* **What you need to do**: Below is a block of records; repeat all of them exactly.

* **Entries shown**:
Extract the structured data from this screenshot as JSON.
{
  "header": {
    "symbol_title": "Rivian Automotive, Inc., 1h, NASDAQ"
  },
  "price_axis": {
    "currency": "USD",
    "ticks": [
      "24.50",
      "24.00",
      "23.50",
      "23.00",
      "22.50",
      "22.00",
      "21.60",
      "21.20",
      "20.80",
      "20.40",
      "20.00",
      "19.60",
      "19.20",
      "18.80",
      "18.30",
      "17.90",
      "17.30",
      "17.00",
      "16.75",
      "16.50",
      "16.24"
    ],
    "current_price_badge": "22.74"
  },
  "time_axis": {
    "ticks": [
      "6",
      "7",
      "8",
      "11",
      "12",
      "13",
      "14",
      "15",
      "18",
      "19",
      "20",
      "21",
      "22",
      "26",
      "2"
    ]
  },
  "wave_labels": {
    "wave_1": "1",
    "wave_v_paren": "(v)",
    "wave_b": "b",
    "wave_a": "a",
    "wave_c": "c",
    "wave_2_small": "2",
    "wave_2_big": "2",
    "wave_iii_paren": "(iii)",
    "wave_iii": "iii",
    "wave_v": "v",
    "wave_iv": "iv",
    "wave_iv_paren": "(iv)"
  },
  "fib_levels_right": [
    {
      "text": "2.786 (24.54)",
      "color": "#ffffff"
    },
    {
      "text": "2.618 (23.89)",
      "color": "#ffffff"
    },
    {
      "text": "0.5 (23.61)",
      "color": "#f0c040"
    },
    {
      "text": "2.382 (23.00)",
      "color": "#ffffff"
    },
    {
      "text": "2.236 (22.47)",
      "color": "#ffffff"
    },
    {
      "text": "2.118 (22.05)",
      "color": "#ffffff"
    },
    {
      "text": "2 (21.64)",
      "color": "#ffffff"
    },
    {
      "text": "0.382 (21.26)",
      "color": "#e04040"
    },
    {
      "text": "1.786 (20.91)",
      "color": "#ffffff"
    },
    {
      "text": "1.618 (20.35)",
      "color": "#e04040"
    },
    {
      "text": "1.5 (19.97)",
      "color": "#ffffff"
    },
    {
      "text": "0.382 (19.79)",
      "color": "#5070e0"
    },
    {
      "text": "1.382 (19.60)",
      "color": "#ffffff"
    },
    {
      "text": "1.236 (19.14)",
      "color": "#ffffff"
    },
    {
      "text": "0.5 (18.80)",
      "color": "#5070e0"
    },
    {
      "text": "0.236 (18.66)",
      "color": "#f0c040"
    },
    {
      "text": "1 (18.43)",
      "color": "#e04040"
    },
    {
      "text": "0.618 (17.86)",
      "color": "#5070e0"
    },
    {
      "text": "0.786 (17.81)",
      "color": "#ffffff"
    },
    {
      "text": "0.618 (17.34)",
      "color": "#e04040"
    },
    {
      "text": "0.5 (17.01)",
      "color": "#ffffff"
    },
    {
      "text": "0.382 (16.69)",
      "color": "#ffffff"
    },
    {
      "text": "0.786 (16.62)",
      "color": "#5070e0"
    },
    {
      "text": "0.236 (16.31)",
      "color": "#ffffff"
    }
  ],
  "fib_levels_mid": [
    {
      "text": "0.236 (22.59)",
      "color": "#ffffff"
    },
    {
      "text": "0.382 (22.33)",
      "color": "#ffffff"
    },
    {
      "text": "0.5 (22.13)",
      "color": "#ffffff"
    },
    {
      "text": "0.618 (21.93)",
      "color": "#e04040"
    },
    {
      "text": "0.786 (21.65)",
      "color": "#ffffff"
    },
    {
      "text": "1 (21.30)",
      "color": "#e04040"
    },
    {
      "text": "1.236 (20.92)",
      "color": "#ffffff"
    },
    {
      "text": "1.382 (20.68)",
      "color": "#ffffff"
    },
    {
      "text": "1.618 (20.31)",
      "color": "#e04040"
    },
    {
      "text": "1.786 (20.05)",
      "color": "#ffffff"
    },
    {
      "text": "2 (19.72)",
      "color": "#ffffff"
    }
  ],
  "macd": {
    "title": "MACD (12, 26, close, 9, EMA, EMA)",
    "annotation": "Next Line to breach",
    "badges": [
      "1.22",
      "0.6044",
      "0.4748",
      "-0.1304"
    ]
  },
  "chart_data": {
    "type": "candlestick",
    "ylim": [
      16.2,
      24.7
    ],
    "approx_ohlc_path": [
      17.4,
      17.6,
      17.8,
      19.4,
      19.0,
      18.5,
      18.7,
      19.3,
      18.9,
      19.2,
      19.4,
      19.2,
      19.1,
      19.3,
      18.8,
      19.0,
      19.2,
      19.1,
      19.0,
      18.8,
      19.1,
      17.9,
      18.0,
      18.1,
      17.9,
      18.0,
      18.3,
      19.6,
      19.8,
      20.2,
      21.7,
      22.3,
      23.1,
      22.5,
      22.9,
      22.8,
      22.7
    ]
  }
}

* **Solution to the problem**:
Extract the structured data from this screenshot as JSON.
{
  "header": {
    "symbol_title": "Rivian Automotive, Inc., 1h, NASDAQ"
  },
  "price_axis": {
    "currency": "USD",
    "ticks": [
      "24.50",
      "24.00",
      "23.50",
      "23.00",
      "22.50",
      "22.00",
      "21.60",
      "21.20",
      "20.80",
      "20.40",
      "20.00",
      "19.60",
      "19.20",
      "18.80",
      "18.30",
      "17.90",
      "17.30",
      "17.00",
      "16.75",
      "16.50",
      "16.24"
    ],
    "current_price_badge": "22.74"
  },
  "time_axis": {
    "ticks": [
      "6",
      "7",
      "8",
      "11",
      "12",
      "13",
      "14",
      "15",
      "18",
      "19",
      "20",
      "21",
      "22",
      "26",
      "2"
    ]
  },
  "wave_labels": {
    "wave_1": "1",
    "wave_v_paren": "(v)",
    "wave_b": "b",
    "wave_a": "a",
    "wave_c": "c",
    "wave_2_small": "2",
    "wave_2_big": "2",
    "wave_iii_paren": "(iii)",
    "wave_iii": "iii",
    "wave_v": "v",
    "wave_iv": "iv",
    "wave_iv_paren": "(iv)"
  },
  "fib_levels_right": [
    {
      "text": "2.786 (24.54)",
      "color": "#ffffff"
    },
    {
      "text": "2.618 (23.89)",
      "color": "#ffffff"
    },
    {
      "text": "0.5 (23.61)",
      "color": "#f0c040"
    },
    {
      "text": "2.382 (23.00)",
      "color": "#ffffff"
    },
    {
      "text": "2.236 (22.47)",
      "color": "#ffffff"
    },
    {
      "text": "2.118 (22.05)",
      "color": "#ffffff"
    },
    {
      "text": "2 (21.64)",
      "color": "#ffffff"
    },
    {
      "text": "0.382 (21.26)",
      "color": "#e04040"
    },
    {
      "text": "1.786 (20.91)",
      "color": "#ffffff"
    },
    {
      "text": "1.618 (20.35)",
      "color": "#e04040"
    },
    {
      "text": "1.5 (19.97)",
      "color": "#ffffff"
    },
    {
      "text": "0.382 (19.79)",
      "color": "#5070e0"
    },
    {
      "text": "1.382 (19.60)",
      "color": "#ffffff"
    },
    {
      "text": "1.236 (19.14)",
      "color": "#ffffff"
    },
    {
      "text": "0.5 (18.80)",
      "color": "#5070e0"
    },
    {
      "text": "0.236 (18.66)",
      "color": "#f0c040"
    },
    {
      "text": "1 (18.43)",
      "color": "#e04040"
    },
    {
      "text": "0.618 (17.86)",
      "color": "#5070e0"
    },
    {
      "text": "0.786 (17.81)",
      "color": "#ffffff"
    },
    {
      "text": "0.618 (17.34)",
      "color": "#e04040"
    },
    {
      "text": "0.5 (17.01)",
      "color": "#ffffff"
    },
    {
      "text": "0.382 (16.69)",
      "color": "#ffffff"
    },
    {
      "text": "0.786 (16.62)",
      "color": "#5070e0"
    },
    {
      "text": "0.236 (16.31)",
      "color": "#ffffff"
    }
  ],
  "fib_levels_mid": [
    {
      "text": "0.236 (22.59)",
      "color": "#ffffff"
    },
    {
      "text": "0.382 (22.33)",
      "color": "#ffffff"
    },
    {
      "text": "0.5 (22.13)",
      "color": "#ffffff"
    },
    {
      "text": "0.618 (21.93)",
      "color": "#e04040"
    },
    {
      "text": "0.786 (21.65)",
      "color": "#ffffff"
    },
    {
      "text": "1 (21.30)",
      "color": "#e04040"
    },
    {
      "text": "1.236 (20.92)",
      "color": "#ffffff"
    },
    {
      "text": "1.382 (20.68)",
      "color": "#ffffff"
    },
    {
      "text": "1.618 (20.31)",
      "color": "#e04040"
    },
    {
      "text": "1.786 (20.05)",
      "color": "#ffffff"
    },
    {
      "text": "2 (19.72)",
      "color": "#ffffff"
    }
  ],
  "macd": {
    "title": "MACD (12, 26, close, 9, EMA, EMA)",
    "annotation": "Next Line to breach",
    "badges": [
      "1.22",
      "0.6044",
      "0.4748",
      "-0.1304"
    ]
  },
  "chart_data": {
    "type": "candlestick",
    "ylim": [
      16.2,
      24.7
    ],
    "approx_ohlc_path": [
      17.4,
      17.6,
      17.8,
      19.4,
      19.0,
      18.5,
      18.7,
      19.3,
      18.9,
      19.2,
      19.4,
      19.2,
      19.1,
      19.3,
      18.8,
      19.0,
      19.2,
      19.1,
      19.0,
      18.8,
      19.1,
      17.9,
      18.0,
      18.1,
      17.9,
      18.0,
      18.3,
      19.6,
      19.8,
      20.2,
      21.7,
      22.3,
      23.1,
      22.5,
      22.9,
      22.8,
      22.7
    ]
  }
}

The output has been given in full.